WHAT IS BEING ASKED: The records below must be output exactly, without pictures.

[Data items]
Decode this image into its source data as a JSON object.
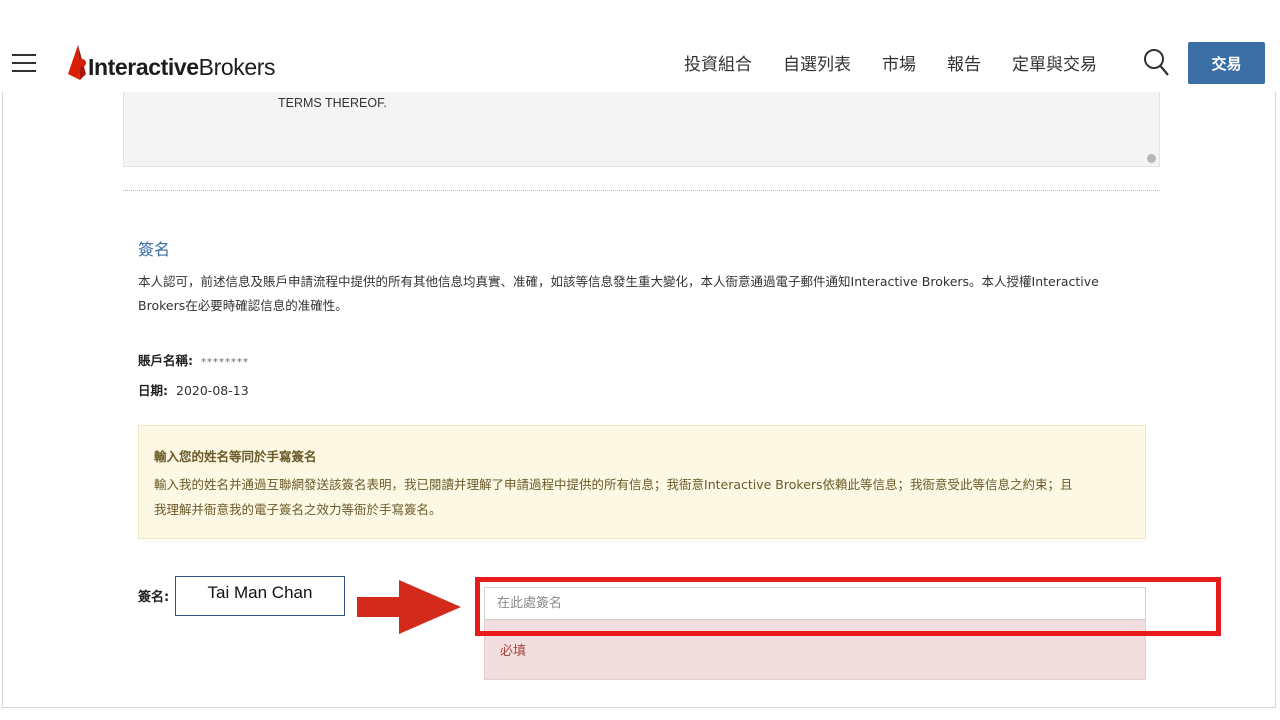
{
  "brand": {
    "name_bold": "Interactive",
    "name_regular": "Brokers"
  },
  "nav": {
    "links": [
      "投資組合",
      "自選列表",
      "市場",
      "報告",
      "定單與交易"
    ],
    "trade_label": "交易"
  },
  "terms": {
    "tail_text": "TERMS THEREOF."
  },
  "signature_section": {
    "title": "簽名",
    "statement_line1": "本人認可，前述信息及賬戶申請流程中提供的所有其他信息均真實、准確，如該等信息發生重大變化，本人衙意通過電子郵件通知Interactive Brokers。本人授權Interactive",
    "statement_line2": "Brokers在必要時確認信息的准確性。",
    "account_label": "賬戶名稱:",
    "account_value": "********",
    "date_label": "日期:",
    "date_value": "2020-08-13"
  },
  "notice": {
    "title": "輸入您的姓名等同於手寫簽名",
    "line1": "輸入我的姓名并通過互聯網發送該簽名表明，我已閱讀并理解了申請過程中提供的所有信息；我衙意Interactive Brokers依賴此等信息；我衙意受此等信息之約束；且",
    "line2": "我理解并衙意我的電子簽名之效力等衙於手寫簽名。"
  },
  "signature_input": {
    "label": "簽名:",
    "annotation_name": "Tai Man Chan",
    "placeholder": "在此處簽名",
    "value": "",
    "error": "必填"
  },
  "colors": {
    "accent": "#3a6ea5",
    "highlight": "#e81c1c",
    "arrow": "#d42a1c",
    "notice_bg": "#fcf8e3",
    "error_bg": "#f2dede"
  },
  "icons": [
    "hamburger-icon",
    "ib-logo-icon",
    "search-icon",
    "arrow-right-icon"
  ]
}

TASK RESPONSE:
Decode this image into its source data as a JSON object.
{
  "brand": {
    "name_bold": "Interactive",
    "name_regular": "Brokers"
  },
  "nav": {
    "links": [
      "投資組合",
      "自選列表",
      "市場",
      "報告",
      "定單與交易"
    ],
    "trade_label": "交易"
  },
  "terms": {
    "tail_text": "TERMS THEREOF."
  },
  "signature_section": {
    "title": "簽名",
    "statement_line1": "本人認可，前述信息及賬戶申請流程中提供的所有其他信息均真實、准確，如該等信息發生重大變化，本人衙意通過電子郵件通知Interactive Brokers。本人授權Interactive",
    "statement_line2": "Brokers在必要時確認信息的准確性。",
    "account_label": "賬戶名稱:",
    "account_value": "********",
    "date_label": "日期:",
    "date_value": "2020-08-13"
  },
  "notice": {
    "title": "輸入您的姓名等同於手寫簽名",
    "line1": "輸入我的姓名并通過互聯網發送該簽名表明，我已閱讀并理解了申請過程中提供的所有信息；我衙意Interactive Brokers依賴此等信息；我衙意受此等信息之約束；且",
    "line2": "我理解并衙意我的電子簽名之效力等衙於手寫簽名。"
  },
  "signature_input": {
    "label": "簽名:",
    "annotation_name": "Tai Man Chan",
    "placeholder": "在此處簽名",
    "value": "",
    "error": "必填"
  },
  "colors": {
    "accent": "#3a6ea5",
    "highlight": "#e81c1c",
    "arrow": "#d42a1c",
    "notice_bg": "#fcf8e3",
    "error_bg": "#f2dede"
  },
  "icons": [
    "hamburger-icon",
    "ib-logo-icon",
    "search-icon",
    "arrow-right-icon"
  ]
}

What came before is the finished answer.